Figure contents as structured data:
*-*-*

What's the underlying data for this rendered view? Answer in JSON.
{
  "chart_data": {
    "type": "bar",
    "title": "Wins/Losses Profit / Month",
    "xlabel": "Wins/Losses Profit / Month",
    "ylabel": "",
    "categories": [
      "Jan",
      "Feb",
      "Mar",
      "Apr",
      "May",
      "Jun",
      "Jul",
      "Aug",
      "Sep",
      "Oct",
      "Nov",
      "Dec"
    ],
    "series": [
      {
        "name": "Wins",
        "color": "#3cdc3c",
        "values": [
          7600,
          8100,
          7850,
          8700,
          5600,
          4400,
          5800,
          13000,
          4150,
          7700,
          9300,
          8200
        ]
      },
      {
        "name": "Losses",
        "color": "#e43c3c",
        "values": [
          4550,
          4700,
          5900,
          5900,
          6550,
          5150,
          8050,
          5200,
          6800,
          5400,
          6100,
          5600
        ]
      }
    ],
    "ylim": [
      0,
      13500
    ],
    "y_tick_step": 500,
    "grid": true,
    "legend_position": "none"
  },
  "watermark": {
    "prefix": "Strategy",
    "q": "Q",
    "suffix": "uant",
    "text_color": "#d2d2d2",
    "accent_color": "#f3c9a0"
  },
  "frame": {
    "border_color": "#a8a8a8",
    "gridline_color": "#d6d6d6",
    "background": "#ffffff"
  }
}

*-*-*

▶ Instructions to follow:
Which lines contain "Losses"? Copy each of them out.

▶ Solution for this problem:
    "title": "Wins/Losses Profit / Month",
    "xlabel": "Wins/Losses Profit / Month",
        "name": "Losses",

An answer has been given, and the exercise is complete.